_TASKS TO PERFORM:_
a - In the PHP 8.4.19 release article, which issue number was the heap corruption bug on Aarch64 with LTO?
b - List every GH issue number that the PHP 8.4.19 release article mentions.
c - Write the next part of the PHP 8.4.19 release article, starting after its last sentence.

_TEXT BLOCK:_
PHP 8.4.19 Release – What’s New and Fixed
The newest point release of PHP, 8.4.19, arrives with a tidy list of bug fixes that touch almost every core component, from the Zend engine to OpenSSL and even Windows builds. If an app has been stuttering after a recent upgrade or you’ve been hunting down a mysterious assertion failure, this update is worth pulling in.
Core Fixes in PHP 8.4.19
The heart of the language received several important patches. One that stood out was the resolution of GH‑21029, which fixed a heap corruption bug on Aarch64 when compiling with LTO. Developers who had reported crashes during heavy memory allocation now see stable builds. Another tweak addressed an assertion failure in zend_lazy_object_get_info, triggered by the newer lazy ghost mechanism; this means that modules using lazy properties no longer hit unexpected termination.
The change list also includes a fix for GH‑20657, which prevented setRawValueWithoutLazyInitialization() from causing a hard stop when called on uninitialized objects. The overall effect is smoother handling of dynamic property access across the board. A side note: the build system now correctly installs libtool wrappers when slibtool is used (GH‑13674), so automake projects that depend on PHP’s shared libraries should no longer be surprised by missing symbols.

_DATA SUPPLIED:_
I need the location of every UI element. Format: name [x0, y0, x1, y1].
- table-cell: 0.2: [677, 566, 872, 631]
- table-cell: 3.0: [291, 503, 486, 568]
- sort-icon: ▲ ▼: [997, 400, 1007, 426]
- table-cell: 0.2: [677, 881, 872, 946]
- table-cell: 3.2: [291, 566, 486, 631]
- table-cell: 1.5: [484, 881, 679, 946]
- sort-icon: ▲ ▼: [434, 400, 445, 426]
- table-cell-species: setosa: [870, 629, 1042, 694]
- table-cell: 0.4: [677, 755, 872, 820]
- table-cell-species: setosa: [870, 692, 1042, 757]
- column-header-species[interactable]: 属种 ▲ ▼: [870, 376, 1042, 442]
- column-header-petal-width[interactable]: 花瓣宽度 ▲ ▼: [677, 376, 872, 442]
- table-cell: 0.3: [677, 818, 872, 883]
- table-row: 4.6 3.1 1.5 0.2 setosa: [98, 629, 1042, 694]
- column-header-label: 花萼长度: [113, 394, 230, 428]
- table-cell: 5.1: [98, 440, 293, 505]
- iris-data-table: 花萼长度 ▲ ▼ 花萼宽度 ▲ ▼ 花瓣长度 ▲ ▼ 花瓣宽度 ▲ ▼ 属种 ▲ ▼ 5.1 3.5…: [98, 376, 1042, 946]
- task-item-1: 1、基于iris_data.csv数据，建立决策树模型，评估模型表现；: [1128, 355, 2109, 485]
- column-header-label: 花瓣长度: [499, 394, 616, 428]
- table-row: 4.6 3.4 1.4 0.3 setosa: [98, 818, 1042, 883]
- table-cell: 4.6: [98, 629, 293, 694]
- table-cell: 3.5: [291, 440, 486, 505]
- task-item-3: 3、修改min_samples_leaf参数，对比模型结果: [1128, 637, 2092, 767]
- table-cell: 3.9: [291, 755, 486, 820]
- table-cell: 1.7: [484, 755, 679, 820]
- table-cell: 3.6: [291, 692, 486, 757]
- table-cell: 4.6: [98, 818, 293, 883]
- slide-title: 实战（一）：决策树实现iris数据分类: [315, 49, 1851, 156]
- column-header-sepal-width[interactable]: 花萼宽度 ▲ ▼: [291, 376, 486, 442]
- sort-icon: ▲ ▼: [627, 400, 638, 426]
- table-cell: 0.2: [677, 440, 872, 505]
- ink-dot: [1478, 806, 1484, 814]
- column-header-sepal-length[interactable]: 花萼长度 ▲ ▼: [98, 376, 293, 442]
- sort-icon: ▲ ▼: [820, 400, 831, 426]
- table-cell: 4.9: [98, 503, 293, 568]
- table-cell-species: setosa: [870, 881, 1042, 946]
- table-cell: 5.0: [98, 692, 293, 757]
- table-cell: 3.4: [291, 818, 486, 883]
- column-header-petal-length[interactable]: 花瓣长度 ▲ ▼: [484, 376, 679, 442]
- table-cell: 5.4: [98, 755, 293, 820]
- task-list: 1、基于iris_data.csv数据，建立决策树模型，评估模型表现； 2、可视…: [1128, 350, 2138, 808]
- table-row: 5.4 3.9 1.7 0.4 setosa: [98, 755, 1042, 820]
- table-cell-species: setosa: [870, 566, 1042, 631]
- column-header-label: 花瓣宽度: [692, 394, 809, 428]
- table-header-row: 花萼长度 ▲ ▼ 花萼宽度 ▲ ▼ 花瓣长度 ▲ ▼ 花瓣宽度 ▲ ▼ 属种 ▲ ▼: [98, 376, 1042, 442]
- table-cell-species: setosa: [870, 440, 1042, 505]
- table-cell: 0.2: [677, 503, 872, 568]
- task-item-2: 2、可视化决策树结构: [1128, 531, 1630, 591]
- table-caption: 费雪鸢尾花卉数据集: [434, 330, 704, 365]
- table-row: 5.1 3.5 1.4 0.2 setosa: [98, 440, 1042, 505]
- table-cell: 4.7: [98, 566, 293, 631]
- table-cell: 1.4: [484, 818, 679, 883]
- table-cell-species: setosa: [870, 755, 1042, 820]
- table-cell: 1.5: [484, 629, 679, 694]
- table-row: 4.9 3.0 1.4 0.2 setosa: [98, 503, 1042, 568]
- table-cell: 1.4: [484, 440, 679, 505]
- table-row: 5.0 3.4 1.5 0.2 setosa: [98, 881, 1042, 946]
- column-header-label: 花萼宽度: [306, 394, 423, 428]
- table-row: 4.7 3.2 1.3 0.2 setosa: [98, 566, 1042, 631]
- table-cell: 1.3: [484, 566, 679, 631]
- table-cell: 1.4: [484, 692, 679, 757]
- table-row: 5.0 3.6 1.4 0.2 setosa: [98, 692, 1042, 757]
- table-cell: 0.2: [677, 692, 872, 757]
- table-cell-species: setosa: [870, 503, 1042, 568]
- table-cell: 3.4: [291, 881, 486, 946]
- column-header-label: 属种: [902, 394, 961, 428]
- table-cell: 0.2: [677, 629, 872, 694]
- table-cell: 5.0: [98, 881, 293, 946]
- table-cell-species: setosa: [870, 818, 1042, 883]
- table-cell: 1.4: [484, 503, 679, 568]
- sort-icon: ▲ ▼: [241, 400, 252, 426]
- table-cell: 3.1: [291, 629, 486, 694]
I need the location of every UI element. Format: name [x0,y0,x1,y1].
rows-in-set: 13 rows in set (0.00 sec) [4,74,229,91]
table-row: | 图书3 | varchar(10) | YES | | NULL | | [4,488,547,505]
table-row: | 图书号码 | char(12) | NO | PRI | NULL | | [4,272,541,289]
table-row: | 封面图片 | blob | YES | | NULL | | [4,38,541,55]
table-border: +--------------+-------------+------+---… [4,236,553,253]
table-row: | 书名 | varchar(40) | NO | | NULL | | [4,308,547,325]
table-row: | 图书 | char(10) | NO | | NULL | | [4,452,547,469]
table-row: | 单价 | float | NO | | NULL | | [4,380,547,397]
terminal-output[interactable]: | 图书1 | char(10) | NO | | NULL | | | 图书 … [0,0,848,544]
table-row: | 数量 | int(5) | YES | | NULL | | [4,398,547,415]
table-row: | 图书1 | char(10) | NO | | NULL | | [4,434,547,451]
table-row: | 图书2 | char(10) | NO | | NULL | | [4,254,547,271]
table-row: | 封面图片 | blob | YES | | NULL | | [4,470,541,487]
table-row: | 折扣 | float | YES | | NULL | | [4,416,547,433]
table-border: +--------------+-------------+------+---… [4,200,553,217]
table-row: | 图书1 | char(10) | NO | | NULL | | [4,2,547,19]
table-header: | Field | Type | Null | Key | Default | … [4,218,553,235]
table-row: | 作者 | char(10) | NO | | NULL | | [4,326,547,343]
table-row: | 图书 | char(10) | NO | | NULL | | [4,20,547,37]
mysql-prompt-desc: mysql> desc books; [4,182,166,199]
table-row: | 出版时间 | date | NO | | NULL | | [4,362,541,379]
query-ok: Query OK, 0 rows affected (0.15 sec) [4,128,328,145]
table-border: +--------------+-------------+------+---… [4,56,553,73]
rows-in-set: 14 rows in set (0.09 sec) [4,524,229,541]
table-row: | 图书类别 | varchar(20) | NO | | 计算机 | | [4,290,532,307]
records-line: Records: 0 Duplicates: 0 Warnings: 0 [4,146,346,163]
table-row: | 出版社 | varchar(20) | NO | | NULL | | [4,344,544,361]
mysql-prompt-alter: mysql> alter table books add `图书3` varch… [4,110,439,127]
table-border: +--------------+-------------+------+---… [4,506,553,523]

_YOUR WRITTEN ANSWERS:_
a - GH‑21029

b - GH‑21029, GH‑20657, GH‑13674

c -
cURL Improvements in PHP 8.4.19
cURL users will notice two straightforward but useful changes. First, GH‑21023 now protects against a crash that occurred when CURLOPT_XFERINFOFUNCTION was set to a null callback; the function guard has been tightened so that an empty handler no longer explodes the interpreter. Second, a length truncation bug identified by ndossche in various transfer scenarios is fixed, ensuring accurate data sizes are reported during large downloads.
Date Module Updates
The Date library had a couple of quirks that were finally squashed. GH‑20936 corrected DatePeriod::__set_state() so it can gracefully handle a null start date—a common source of failure when serializing period objects for caching. Additionally, the timezone offset logic was revised to maintain second‑level precision, preventing subtle drift in schedules calculated across daylight saving transitions.
DOM Adjustments
DOM users often run into type errors when accessing node properties, and PHP 8.4.19 has tightened those checks. The update addresses GH‑21077, which caused Dom\Node::baseURI to throw a TypeError under certain conditions, and GH‑21097, where arbitrary property access could trigger the same issue. After the patch, scripts that traverse or manipulate the DOM no longer need defensive type handling for these properties.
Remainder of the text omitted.